## Begin DOCUMENT TEXT

Draft: Adds vector transformation for snowplow_bad_events

Surabhi Suman requested to merge vector-transform-events into main

What does this MR do and why?

This removes PII data from snowplow_bad_events

Sample payload before/after vector transformation

Before After
	"data": {
		"failure": {
			"messages": [{}],
			"timestamp": ""
		"payload": {
	      "raw": {
		      	"contentType": "application/json",
		        "encoding": "UTF-8",
		        "loaderName": "ssc-2.8.2-kafka",
		        "ipAddress": "",
		        "userId": ""
		        "parameters": [{}]
	      "enriched": {

	"data": {
		"failure": {
			"messages": [{

			"timestamp": ""
		"payload": {
	      "raw": {
		      	"contentType": "application/json",
		        "encoding": "UTF-8",
		        "loaderName": "ssc-2.8.2-kafka",
		        "parameters": [{}]

How to set up and validate locally

  1. Run helm upgrade -f custom.values.yaml [RELEASE_NAME] for your cluster.

## End DOCUMENT TEXT
## Begin DATA RECORDS

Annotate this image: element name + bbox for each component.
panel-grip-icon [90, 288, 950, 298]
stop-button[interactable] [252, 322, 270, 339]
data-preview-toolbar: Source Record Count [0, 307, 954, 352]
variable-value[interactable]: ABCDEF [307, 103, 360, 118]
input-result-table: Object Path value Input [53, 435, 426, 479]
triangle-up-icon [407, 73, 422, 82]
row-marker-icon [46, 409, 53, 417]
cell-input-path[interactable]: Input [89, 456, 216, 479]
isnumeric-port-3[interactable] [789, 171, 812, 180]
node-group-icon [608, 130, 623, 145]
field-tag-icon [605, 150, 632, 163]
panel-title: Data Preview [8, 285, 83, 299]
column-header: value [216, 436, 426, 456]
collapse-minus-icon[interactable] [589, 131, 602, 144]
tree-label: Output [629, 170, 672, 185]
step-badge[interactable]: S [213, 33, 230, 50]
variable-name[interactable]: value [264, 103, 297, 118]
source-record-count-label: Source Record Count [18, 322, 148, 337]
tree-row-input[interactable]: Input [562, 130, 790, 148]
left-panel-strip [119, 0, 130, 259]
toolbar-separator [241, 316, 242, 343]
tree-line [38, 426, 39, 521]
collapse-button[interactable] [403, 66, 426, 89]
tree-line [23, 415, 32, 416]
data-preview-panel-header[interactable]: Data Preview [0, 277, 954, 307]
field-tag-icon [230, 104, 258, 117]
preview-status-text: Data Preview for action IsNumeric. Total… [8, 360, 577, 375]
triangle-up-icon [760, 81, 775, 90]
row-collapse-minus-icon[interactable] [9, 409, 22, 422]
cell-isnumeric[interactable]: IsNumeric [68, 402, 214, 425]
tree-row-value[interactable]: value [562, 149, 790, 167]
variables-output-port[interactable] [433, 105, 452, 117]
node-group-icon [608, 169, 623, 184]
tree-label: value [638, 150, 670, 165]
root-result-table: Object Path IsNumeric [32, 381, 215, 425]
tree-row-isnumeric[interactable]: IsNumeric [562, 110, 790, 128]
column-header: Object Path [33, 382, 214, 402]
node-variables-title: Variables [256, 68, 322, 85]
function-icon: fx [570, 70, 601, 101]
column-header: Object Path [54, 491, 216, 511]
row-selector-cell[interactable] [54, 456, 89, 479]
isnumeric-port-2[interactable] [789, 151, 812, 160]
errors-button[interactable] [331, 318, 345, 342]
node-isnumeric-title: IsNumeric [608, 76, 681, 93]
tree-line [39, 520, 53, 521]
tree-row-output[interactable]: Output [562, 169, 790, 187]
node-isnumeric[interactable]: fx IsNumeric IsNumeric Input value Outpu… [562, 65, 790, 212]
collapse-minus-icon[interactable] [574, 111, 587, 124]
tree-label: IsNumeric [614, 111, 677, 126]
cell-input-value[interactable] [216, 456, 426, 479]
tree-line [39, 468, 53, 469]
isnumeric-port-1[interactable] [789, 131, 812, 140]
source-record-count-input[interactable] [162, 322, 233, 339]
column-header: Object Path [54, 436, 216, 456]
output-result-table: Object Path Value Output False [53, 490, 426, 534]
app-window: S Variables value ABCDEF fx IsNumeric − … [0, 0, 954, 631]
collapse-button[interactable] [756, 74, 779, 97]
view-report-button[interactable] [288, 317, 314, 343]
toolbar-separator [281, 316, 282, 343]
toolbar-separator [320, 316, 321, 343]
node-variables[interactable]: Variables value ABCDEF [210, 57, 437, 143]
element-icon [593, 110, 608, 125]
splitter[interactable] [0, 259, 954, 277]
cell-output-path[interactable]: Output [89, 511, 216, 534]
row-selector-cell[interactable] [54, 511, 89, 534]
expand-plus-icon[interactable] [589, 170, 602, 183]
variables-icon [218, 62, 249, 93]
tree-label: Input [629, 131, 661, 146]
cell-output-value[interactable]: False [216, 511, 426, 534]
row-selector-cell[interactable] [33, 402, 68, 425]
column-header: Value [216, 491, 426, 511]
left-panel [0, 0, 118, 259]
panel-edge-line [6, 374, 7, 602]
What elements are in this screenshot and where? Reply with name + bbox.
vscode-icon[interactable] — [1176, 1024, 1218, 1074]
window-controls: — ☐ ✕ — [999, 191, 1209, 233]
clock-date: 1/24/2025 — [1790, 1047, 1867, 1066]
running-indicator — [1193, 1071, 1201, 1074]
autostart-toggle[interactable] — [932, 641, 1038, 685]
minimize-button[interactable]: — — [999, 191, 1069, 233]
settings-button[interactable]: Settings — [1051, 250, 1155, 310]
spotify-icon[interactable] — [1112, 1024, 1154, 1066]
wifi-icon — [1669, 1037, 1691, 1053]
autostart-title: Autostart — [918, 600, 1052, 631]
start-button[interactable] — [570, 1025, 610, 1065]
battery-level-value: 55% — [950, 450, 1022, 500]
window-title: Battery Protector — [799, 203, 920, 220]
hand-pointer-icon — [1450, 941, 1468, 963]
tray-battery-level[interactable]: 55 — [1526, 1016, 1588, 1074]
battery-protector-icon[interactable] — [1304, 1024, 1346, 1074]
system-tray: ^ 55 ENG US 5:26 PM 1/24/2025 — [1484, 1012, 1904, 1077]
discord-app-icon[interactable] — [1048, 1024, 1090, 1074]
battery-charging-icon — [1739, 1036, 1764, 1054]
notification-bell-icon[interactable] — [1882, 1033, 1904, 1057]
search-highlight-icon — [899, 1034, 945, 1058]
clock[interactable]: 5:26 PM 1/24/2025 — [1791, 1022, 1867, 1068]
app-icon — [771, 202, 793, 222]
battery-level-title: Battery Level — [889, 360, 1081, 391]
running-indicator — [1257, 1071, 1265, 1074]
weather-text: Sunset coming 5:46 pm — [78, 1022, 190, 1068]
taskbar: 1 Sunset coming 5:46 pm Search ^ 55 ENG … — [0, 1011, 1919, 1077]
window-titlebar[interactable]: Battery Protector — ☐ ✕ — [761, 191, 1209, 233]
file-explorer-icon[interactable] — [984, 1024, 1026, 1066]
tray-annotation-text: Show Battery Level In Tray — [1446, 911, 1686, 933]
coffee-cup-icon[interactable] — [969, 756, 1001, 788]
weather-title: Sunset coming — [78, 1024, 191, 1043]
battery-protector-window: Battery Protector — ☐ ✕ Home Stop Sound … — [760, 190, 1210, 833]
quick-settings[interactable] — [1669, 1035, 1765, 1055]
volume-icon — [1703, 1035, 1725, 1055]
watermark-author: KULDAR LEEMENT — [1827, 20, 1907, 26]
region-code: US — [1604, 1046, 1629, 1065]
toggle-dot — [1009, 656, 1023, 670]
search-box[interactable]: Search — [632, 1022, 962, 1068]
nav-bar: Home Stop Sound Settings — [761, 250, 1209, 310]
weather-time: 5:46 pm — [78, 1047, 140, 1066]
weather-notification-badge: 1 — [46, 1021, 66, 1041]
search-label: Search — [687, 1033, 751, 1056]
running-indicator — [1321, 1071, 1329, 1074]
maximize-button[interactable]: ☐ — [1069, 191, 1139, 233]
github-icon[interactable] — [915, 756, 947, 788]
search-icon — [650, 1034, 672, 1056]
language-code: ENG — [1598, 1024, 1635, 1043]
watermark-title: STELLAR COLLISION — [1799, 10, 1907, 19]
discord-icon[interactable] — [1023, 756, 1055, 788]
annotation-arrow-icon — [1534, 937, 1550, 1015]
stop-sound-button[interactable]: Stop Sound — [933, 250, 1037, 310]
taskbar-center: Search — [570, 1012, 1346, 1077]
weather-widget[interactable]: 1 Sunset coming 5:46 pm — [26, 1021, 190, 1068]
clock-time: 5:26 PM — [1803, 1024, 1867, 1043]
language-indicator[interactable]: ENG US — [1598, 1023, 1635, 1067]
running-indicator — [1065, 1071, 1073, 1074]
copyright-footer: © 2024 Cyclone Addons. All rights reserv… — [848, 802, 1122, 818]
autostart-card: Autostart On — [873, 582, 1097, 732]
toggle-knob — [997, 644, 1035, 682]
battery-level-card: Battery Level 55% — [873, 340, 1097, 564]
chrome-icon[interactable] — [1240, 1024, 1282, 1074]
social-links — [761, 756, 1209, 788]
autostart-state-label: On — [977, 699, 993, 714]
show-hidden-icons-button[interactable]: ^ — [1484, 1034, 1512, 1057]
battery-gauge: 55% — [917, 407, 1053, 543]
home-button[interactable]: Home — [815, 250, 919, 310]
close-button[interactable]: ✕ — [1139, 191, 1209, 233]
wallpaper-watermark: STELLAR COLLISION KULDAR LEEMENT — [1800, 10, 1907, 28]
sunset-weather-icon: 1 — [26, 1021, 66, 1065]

## End DATA RECORDS

#### PARTS OF THE EXERCISE
(1) Answer these questions using the merge request page.
(a) Which branch is requested to be merged into main?
(b) From what does this change remove PII data?
(c) What command does step 1 of the local setup say to run?
(2) Quote the passage of the merge request page starting with "Draft: Adds vector" and going on through "do and why?".

#### RESPONSES
(1)
(a) vector-transform-events
(b) snowplow_bad_events
(c) helm upgrade -f custom.values.yaml [RELEASE_NAME]

(2)
Draft: Adds vector transformation for snowplow_bad_events

Surabhi Suman requested to merge vector-transform-events into main

What does this MR do and why?